Goal
Without the images, print all the entries below exactly as given.

[Some records]

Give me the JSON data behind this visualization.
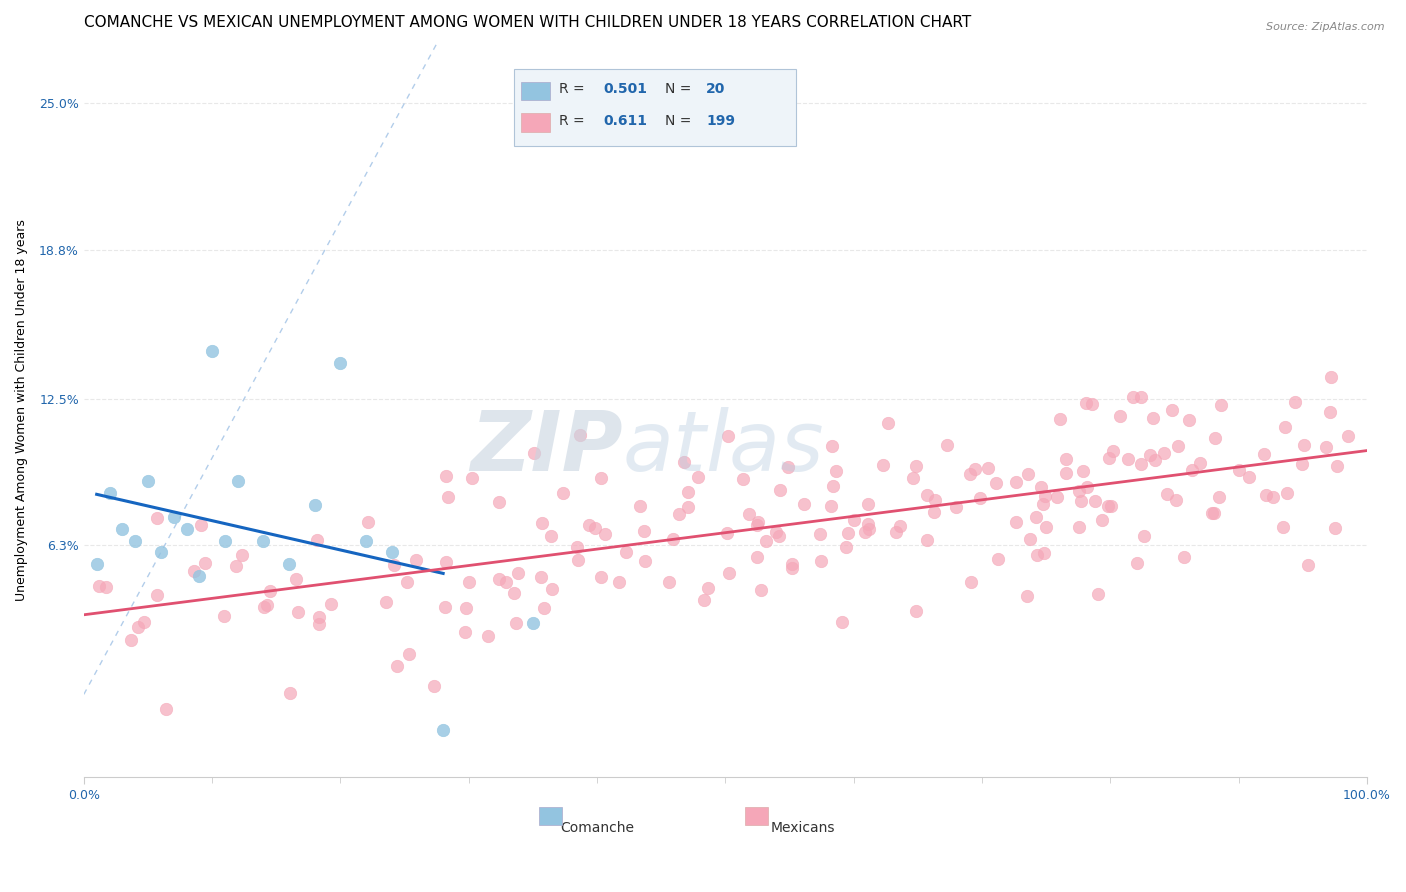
{
  "title": "COMANCHE VS MEXICAN UNEMPLOYMENT AMONG WOMEN WITH CHILDREN UNDER 18 YEARS CORRELATION CHART",
  "source": "Source: ZipAtlas.com",
  "ylabel": "Unemployment Among Women with Children Under 18 years",
  "xlim": [
    0.0,
    100.0
  ],
  "ylim": [
    -3.5,
    27.5
  ],
  "yticks": [
    6.3,
    12.5,
    18.8,
    25.0
  ],
  "xticks": [
    0.0,
    100.0
  ],
  "watermark_zip": "ZIP",
  "watermark_atlas": "atlas",
  "comanche_color": "#93c4e0",
  "mexican_color": "#f5a7b8",
  "comanche_trend_color": "#1565c0",
  "mexican_trend_color": "#e05070",
  "diagonal_color": "#aac8e8",
  "background_color": "#ffffff",
  "grid_color": "#e8e8e8",
  "legend_box_color": "#e8f0f8",
  "comanche_x": [
    1,
    2,
    3,
    4,
    5,
    6,
    7,
    8,
    9,
    10,
    11,
    12,
    14,
    16,
    18,
    20,
    22,
    24,
    28,
    35
  ],
  "comanche_y": [
    5.5,
    8.5,
    7.0,
    6.5,
    9.0,
    6.0,
    7.5,
    7.0,
    5.0,
    14.5,
    6.5,
    9.0,
    6.5,
    5.5,
    8.0,
    14.0,
    6.5,
    6.0,
    -1.5,
    3.0
  ],
  "title_fontsize": 11,
  "axis_label_fontsize": 9,
  "tick_fontsize": 9
}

Final answer
Give me the JSON data behind this visualization.
{
  "title": "COMANCHE VS MEXICAN UNEMPLOYMENT AMONG WOMEN WITH CHILDREN UNDER 18 YEARS CORRELATION CHART",
  "source": "Source: ZipAtlas.com",
  "ylabel": "Unemployment Among Women with Children Under 18 years",
  "xlim": [
    0.0,
    100.0
  ],
  "ylim": [
    -3.5,
    27.5
  ],
  "yticks": [
    6.3,
    12.5,
    18.8,
    25.0
  ],
  "xticks": [
    0.0,
    100.0
  ],
  "watermark_zip": "ZIP",
  "watermark_atlas": "atlas",
  "comanche_color": "#93c4e0",
  "mexican_color": "#f5a7b8",
  "comanche_trend_color": "#1565c0",
  "mexican_trend_color": "#e05070",
  "diagonal_color": "#aac8e8",
  "background_color": "#ffffff",
  "grid_color": "#e8e8e8",
  "legend_box_color": "#e8f0f8",
  "comanche_x": [
    1,
    2,
    3,
    4,
    5,
    6,
    7,
    8,
    9,
    10,
    11,
    12,
    14,
    16,
    18,
    20,
    22,
    24,
    28,
    35
  ],
  "comanche_y": [
    5.5,
    8.5,
    7.0,
    6.5,
    9.0,
    6.0,
    7.5,
    7.0,
    5.0,
    14.5,
    6.5,
    9.0,
    6.5,
    5.5,
    8.0,
    14.0,
    6.5,
    6.0,
    -1.5,
    3.0
  ],
  "title_fontsize": 11,
  "axis_label_fontsize": 9,
  "tick_fontsize": 9
}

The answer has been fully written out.